▶ _Given task_:
Write out the whole listing, matching it exactly.

▶ _Provided entries_:
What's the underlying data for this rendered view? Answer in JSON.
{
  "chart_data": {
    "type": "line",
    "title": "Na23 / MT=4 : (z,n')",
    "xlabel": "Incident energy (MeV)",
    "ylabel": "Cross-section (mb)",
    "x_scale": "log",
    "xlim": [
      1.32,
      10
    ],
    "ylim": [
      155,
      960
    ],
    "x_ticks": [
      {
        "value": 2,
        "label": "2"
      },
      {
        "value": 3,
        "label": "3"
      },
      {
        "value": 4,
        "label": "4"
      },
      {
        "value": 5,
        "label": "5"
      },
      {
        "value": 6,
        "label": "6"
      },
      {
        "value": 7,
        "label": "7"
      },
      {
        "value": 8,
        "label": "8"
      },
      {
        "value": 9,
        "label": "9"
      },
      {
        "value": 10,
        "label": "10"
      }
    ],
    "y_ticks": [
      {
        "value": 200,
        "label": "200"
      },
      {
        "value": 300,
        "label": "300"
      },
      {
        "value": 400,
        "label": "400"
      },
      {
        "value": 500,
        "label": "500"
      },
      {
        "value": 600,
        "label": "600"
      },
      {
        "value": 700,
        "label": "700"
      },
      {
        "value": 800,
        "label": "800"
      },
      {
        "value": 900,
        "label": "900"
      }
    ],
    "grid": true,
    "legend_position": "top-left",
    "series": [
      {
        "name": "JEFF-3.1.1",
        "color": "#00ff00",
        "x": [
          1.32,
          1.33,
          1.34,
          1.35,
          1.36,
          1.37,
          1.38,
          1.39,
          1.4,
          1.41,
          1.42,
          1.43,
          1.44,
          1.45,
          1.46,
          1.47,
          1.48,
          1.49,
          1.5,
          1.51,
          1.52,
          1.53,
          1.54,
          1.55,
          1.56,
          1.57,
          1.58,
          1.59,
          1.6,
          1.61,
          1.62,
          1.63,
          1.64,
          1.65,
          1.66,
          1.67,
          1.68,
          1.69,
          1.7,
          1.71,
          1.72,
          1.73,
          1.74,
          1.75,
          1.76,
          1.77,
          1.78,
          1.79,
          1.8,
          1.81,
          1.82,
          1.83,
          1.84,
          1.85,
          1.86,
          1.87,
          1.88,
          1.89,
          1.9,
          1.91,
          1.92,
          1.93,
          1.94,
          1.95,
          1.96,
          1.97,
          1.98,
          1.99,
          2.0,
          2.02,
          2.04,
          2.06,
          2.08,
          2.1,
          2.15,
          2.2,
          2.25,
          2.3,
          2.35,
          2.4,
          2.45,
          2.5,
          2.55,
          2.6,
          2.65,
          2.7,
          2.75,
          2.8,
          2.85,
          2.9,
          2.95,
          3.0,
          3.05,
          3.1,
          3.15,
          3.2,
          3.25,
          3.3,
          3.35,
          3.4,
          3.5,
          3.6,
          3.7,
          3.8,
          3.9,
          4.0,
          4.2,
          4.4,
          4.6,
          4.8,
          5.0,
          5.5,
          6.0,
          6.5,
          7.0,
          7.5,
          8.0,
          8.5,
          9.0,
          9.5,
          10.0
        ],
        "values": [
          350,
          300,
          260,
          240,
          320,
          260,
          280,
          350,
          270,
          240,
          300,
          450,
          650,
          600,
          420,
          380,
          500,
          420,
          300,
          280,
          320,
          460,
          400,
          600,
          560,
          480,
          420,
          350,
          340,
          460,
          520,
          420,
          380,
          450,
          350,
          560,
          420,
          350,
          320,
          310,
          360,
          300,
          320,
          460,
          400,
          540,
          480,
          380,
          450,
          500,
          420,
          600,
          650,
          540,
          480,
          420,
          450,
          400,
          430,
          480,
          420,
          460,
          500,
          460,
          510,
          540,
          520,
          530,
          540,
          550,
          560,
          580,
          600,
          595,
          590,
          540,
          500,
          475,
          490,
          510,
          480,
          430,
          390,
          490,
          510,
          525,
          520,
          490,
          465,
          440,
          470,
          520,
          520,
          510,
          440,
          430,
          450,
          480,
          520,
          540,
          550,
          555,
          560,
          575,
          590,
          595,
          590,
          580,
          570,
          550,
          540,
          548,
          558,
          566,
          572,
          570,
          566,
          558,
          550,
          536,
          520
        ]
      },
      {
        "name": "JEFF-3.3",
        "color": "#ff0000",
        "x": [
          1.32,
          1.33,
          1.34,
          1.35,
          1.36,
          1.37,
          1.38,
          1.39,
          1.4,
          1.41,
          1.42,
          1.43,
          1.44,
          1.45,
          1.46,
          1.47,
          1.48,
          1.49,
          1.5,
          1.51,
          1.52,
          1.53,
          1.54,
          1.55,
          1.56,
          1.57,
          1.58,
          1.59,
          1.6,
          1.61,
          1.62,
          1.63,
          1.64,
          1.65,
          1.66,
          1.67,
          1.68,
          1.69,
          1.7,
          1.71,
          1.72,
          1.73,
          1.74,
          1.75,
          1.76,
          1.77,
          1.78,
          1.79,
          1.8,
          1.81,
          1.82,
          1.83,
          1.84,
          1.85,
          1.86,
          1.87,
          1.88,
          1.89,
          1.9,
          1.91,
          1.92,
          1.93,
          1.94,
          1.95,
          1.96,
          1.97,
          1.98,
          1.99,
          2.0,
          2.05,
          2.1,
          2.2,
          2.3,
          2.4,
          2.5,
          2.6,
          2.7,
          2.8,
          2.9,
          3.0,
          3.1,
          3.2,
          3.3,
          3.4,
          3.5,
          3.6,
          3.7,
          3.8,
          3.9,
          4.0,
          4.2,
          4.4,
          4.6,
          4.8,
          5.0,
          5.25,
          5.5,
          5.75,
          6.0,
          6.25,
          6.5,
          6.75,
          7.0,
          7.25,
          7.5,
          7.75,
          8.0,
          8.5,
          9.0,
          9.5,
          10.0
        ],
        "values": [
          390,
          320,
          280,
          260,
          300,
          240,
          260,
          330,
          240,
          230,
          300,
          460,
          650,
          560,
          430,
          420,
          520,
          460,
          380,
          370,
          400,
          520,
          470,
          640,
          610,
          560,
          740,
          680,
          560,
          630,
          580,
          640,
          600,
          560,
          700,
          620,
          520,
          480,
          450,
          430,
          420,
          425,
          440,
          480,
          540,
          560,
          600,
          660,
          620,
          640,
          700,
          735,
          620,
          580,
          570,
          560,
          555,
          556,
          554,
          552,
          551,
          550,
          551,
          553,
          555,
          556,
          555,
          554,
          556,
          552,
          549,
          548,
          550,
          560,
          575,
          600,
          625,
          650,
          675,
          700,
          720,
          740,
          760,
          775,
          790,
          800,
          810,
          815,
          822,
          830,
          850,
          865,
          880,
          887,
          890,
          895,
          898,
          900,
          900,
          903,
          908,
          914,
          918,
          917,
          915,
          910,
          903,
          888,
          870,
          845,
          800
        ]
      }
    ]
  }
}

▶ _Solved problem_:
What's the underlying data for this rendered view? Answer in JSON.
{
  "chart_data": {
    "type": "line",
    "title": "Na23 / MT=4 : (z,n')",
    "xlabel": "Incident energy (MeV)",
    "ylabel": "Cross-section (mb)",
    "x_scale": "log",
    "xlim": [
      1.32,
      10
    ],
    "ylim": [
      155,
      960
    ],
    "x_ticks": [
      {
        "value": 2,
        "label": "2"
      },
      {
        "value": 3,
        "label": "3"
      },
      {
        "value": 4,
        "label": "4"
      },
      {
        "value": 5,
        "label": "5"
      },
      {
        "value": 6,
        "label": "6"
      },
      {
        "value": 7,
        "label": "7"
      },
      {
        "value": 8,
        "label": "8"
      },
      {
        "value": 9,
        "label": "9"
      },
      {
        "value": 10,
        "label": "10"
      }
    ],
    "y_ticks": [
      {
        "value": 200,
        "label": "200"
      },
      {
        "value": 300,
        "label": "300"
      },
      {
        "value": 400,
        "label": "400"
      },
      {
        "value": 500,
        "label": "500"
      },
      {
        "value": 600,
        "label": "600"
      },
      {
        "value": 700,
        "label": "700"
      },
      {
        "value": 800,
        "label": "800"
      },
      {
        "value": 900,
        "label": "900"
      }
    ],
    "grid": true,
    "legend_position": "top-left",
    "series": [
      {
        "name": "JEFF-3.1.1",
        "color": "#00ff00",
        "x": [
          1.32,
          1.33,
          1.34,
          1.35,
          1.36,
          1.37,
          1.38,
          1.39,
          1.4,
          1.41,
          1.42,
          1.43,
          1.44,
          1.45,
          1.46,
          1.47,
          1.48,
          1.49,
          1.5,
          1.51,
          1.52,
          1.53,
          1.54,
          1.55,
          1.56,
          1.57,
          1.58,
          1.59,
          1.6,
          1.61,
          1.62,
          1.63,
          1.64,
          1.65,
          1.66,
          1.67,
          1.68,
          1.69,
          1.7,
          1.71,
          1.72,
          1.73,
          1.74,
          1.75,
          1.76,
          1.77,
          1.78,
          1.79,
          1.8,
          1.81,
          1.82,
          1.83,
          1.84,
          1.85,
          1.86,
          1.87,
          1.88,
          1.89,
          1.9,
          1.91,
          1.92,
          1.93,
          1.94,
          1.95,
          1.96,
          1.97,
          1.98,
          1.99,
          2.0,
          2.02,
          2.04,
          2.06,
          2.08,
          2.1,
          2.15,
          2.2,
          2.25,
          2.3,
          2.35,
          2.4,
          2.45,
          2.5,
          2.55,
          2.6,
          2.65,
          2.7,
          2.75,
          2.8,
          2.85,
          2.9,
          2.95,
          3.0,
          3.05,
          3.1,
          3.15,
          3.2,
          3.25,
          3.3,
          3.35,
          3.4,
          3.5,
          3.6,
          3.7,
          3.8,
          3.9,
          4.0,
          4.2,
          4.4,
          4.6,
          4.8,
          5.0,
          5.5,
          6.0,
          6.5,
          7.0,
          7.5,
          8.0,
          8.5,
          9.0,
          9.5,
          10.0
        ],
        "values": [
          350,
          300,
          260,
          240,
          320,
          260,
          280,
          350,
          270,
          240,
          300,
          450,
          650,
          600,
          420,
          380,
          500,
          420,
          300,
          280,
          320,
          460,
          400,
          600,
          560,
          480,
          420,
          350,
          340,
          460,
          520,
          420,
          380,
          450,
          350,
          560,
          420,
          350,
          320,
          310,
          360,
          300,
          320,
          460,
          400,
          540,
          480,
          380,
          450,
          500,
          420,
          600,
          650,
          540,
          480,
          420,
          450,
          400,
          430,
          480,
          420,
          460,
          500,
          460,
          510,
          540,
          520,
          530,
          540,
          550,
          560,
          580,
          600,
          595,
          590,
          540,
          500,
          475,
          490,
          510,
          480,
          430,
          390,
          490,
          510,
          525,
          520,
          490,
          465,
          440,
          470,
          520,
          520,
          510,
          440,
          430,
          450,
          480,
          520,
          540,
          550,
          555,
          560,
          575,
          590,
          595,
          590,
          580,
          570,
          550,
          540,
          548,
          558,
          566,
          572,
          570,
          566,
          558,
          550,
          536,
          520
        ]
      },
      {
        "name": "JEFF-3.3",
        "color": "#ff0000",
        "x": [
          1.32,
          1.33,
          1.34,
          1.35,
          1.36,
          1.37,
          1.38,
          1.39,
          1.4,
          1.41,
          1.42,
          1.43,
          1.44,
          1.45,
          1.46,
          1.47,
          1.48,
          1.49,
          1.5,
          1.51,
          1.52,
          1.53,
          1.54,
          1.55,
          1.56,
          1.57,
          1.58,
          1.59,
          1.6,
          1.61,
          1.62,
          1.63,
          1.64,
          1.65,
          1.66,
          1.67,
          1.68,
          1.69,
          1.7,
          1.71,
          1.72,
          1.73,
          1.74,
          1.75,
          1.76,
          1.77,
          1.78,
          1.79,
          1.8,
          1.81,
          1.82,
          1.83,
          1.84,
          1.85,
          1.86,
          1.87,
          1.88,
          1.89,
          1.9,
          1.91,
          1.92,
          1.93,
          1.94,
          1.95,
          1.96,
          1.97,
          1.98,
          1.99,
          2.0,
          2.05,
          2.1,
          2.2,
          2.3,
          2.4,
          2.5,
          2.6,
          2.7,
          2.8,
          2.9,
          3.0,
          3.1,
          3.2,
          3.3,
          3.4,
          3.5,
          3.6,
          3.7,
          3.8,
          3.9,
          4.0,
          4.2,
          4.4,
          4.6,
          4.8,
          5.0,
          5.25,
          5.5,
          5.75,
          6.0,
          6.25,
          6.5,
          6.75,
          7.0,
          7.25,
          7.5,
          7.75,
          8.0,
          8.5,
          9.0,
          9.5,
          10.0
        ],
        "values": [
          390,
          320,
          280,
          260,
          300,
          240,
          260,
          330,
          240,
          230,
          300,
          460,
          650,
          560,
          430,
          420,
          520,
          460,
          380,
          370,
          400,
          520,
          470,
          640,
          610,
          560,
          740,
          680,
          560,
          630,
          580,
          640,
          600,
          560,
          700,
          620,
          520,
          480,
          450,
          430,
          420,
          425,
          440,
          480,
          540,
          560,
          600,
          660,
          620,
          640,
          700,
          735,
          620,
          580,
          570,
          560,
          555,
          556,
          554,
          552,
          551,
          550,
          551,
          553,
          555,
          556,
          555,
          554,
          556,
          552,
          549,
          548,
          550,
          560,
          575,
          600,
          625,
          650,
          675,
          700,
          720,
          740,
          760,
          775,
          790,
          800,
          810,
          815,
          822,
          830,
          850,
          865,
          880,
          887,
          890,
          895,
          898,
          900,
          900,
          903,
          908,
          914,
          918,
          917,
          915,
          910,
          903,
          888,
          870,
          845,
          800
        ]
      }
    ]
  }
}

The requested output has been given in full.